Document extract |
Chris Duarte’s road to the NBA was so rocky that a man of a lesser character would have been floored and quit.
But not Duarte, who traveled thousands of miles and took a detour just to reach his destiny.
There was homesickness he had to fight. There was a language barrier he had to breach. Then fatherhood — a life-altering responsibility — fell on his lap just as when he was about to make his jump from JUCO to a mid-major program in Oregon.
But through all of it, his family and his extended family stuck with him.
“They’ve been there since day one. Their support has been very, very important in my career,” Duarte said on Tuesday during his NBA Draft media availability. I was 16, 17 years old without money, without anything.”
Duarte scrapped and clawed his way from the bottom to get this far, just a few days away from reaching the top basketball league in the world. He remembered when he was at Redemption Christian Academy in rural Massachusets, and he had to borrow phones just to be able to talk to his family back in the Dominican Republic.
“My family’s support was really important. The phone calls never stopped. Every day, I got a phone call from somebody in the family. I’m coming from a very, very tight family. My mom talks to me, giving me advice, telling me life is not easy. You’re gonna go through a lot. You’re gonna go through life’s ups and downs and you got to keep your head up and fight through it,” Duarte said.
“My brother from Canada sends me money sometimes. Not a lot. A hundred bucks but it were already good for me to take care of myself over there at my high school,” he added.
Duarte had to learn the English language. All alone in a foreign land, he had to work hard for every opportunity. He spent two years in Northwest Florida State College. He led them to two straight Elite Eighth appearances and was a JUCO Player of the Year in his sophomore year that became his ticket to transfer to University Oregon in the Pac-12 Conference.
That’s when he got his Puerto Rican girlfriend pregnant.
“My girlfriend’s parents — when they found out we were having a baby — they told me to ‘go back to school and do what you gonna do. Finish school and then you take care of your family. We got you.’ That was big for me in my career. I couldn’t be here without them,” said Duarte.
With new motivation, Duarte was determined not to waste his golden opportunity. He showed out big time at Oregon and became one of the country’s top sharpshooters. Over his two years with the Ducks, he shot 38 percent from the three-point range peaking at 42.4 percent during his senior season.

Written task a | Reproduce the listing verbatim, starting at its first line and ending at the line containing "candle-body — [307, 431, 317, 458]".
The article and the listing are unrelated.

Annotated element entries:
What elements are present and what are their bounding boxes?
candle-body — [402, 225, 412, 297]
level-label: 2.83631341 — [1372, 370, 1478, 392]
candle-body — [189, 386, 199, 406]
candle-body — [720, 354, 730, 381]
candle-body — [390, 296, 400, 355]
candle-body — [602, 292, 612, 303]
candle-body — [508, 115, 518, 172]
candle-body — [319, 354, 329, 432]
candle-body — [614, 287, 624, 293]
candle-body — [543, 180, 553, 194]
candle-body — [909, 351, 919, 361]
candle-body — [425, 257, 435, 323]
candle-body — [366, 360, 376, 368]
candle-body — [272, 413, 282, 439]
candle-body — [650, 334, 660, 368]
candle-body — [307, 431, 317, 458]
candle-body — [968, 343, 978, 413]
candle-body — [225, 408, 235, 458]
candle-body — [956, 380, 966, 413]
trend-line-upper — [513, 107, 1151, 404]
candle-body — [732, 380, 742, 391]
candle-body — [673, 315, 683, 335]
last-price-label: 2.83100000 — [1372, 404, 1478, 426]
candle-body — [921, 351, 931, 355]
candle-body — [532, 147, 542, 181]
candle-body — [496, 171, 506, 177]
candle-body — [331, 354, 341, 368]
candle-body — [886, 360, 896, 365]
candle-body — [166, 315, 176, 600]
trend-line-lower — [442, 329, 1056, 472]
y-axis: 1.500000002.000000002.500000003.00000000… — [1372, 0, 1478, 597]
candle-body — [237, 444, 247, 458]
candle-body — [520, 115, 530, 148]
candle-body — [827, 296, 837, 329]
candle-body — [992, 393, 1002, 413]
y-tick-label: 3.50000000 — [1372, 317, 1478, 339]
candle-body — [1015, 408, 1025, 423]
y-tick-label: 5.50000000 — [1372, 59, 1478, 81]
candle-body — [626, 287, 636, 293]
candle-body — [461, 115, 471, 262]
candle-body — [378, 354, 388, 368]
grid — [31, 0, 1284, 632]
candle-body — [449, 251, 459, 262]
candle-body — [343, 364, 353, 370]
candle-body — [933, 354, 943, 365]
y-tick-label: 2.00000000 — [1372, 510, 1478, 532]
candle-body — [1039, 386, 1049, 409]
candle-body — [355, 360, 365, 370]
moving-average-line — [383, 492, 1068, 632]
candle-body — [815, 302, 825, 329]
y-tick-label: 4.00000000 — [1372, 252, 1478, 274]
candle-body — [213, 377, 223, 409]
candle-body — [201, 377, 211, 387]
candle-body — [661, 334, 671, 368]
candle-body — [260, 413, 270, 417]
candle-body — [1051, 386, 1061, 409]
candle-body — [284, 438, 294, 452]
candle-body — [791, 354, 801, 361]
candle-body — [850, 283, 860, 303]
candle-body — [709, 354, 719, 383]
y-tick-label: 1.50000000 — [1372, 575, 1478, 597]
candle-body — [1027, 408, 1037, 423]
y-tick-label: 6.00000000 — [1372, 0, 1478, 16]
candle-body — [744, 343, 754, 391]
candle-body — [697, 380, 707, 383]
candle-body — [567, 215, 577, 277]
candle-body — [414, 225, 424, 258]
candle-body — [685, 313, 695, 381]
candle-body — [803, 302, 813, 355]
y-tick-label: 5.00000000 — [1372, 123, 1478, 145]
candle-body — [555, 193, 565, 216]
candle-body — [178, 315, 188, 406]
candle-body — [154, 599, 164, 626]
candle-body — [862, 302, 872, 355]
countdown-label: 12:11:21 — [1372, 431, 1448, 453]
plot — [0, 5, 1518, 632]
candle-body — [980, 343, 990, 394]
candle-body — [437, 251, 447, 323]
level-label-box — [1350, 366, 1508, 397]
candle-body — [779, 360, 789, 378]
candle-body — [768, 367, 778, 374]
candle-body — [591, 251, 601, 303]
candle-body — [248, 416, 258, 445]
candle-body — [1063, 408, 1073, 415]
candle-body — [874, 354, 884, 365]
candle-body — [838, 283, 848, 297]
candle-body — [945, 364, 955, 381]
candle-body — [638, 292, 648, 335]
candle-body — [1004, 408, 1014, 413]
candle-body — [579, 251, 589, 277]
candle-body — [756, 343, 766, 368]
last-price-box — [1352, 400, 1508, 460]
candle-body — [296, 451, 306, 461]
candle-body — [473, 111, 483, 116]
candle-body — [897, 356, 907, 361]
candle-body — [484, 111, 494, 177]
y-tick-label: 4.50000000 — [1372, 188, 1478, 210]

Written task b | In the article on Duarte's road to the NBA, rewrite the passage starting at "But not Duarte, who" and ending at "program in Oregon.", with "homesickness" changed to "loneliness".

Correct output a |
What elements are present and what are their bounding boxes?
candle-body — [402, 225, 412, 297]
level-label: 2.83631341 — [1372, 370, 1478, 392]
candle-body — [189, 386, 199, 406]
candle-body — [720, 354, 730, 381]
candle-body — [390, 296, 400, 355]
candle-body — [602, 292, 612, 303]
candle-body — [508, 115, 518, 172]
candle-body — [319, 354, 329, 432]
candle-body — [614, 287, 624, 293]
candle-body — [543, 180, 553, 194]
candle-body — [909, 351, 919, 361]
candle-body — [425, 257, 435, 323]
candle-body — [366, 360, 376, 368]
candle-body — [272, 413, 282, 439]
candle-body — [650, 334, 660, 368]
candle-body — [307, 431, 317, 458]

Correct output b |
But not Duarte, who traveled thousands of miles and took a detour just to reach his destiny.
There was loneliness he had to fight. There was a language barrier he had to breach. Then fatherhood — a life-altering responsibility — fell on his lap just as when he was about to make his jump from JUCO to a mid-major program in Oregon.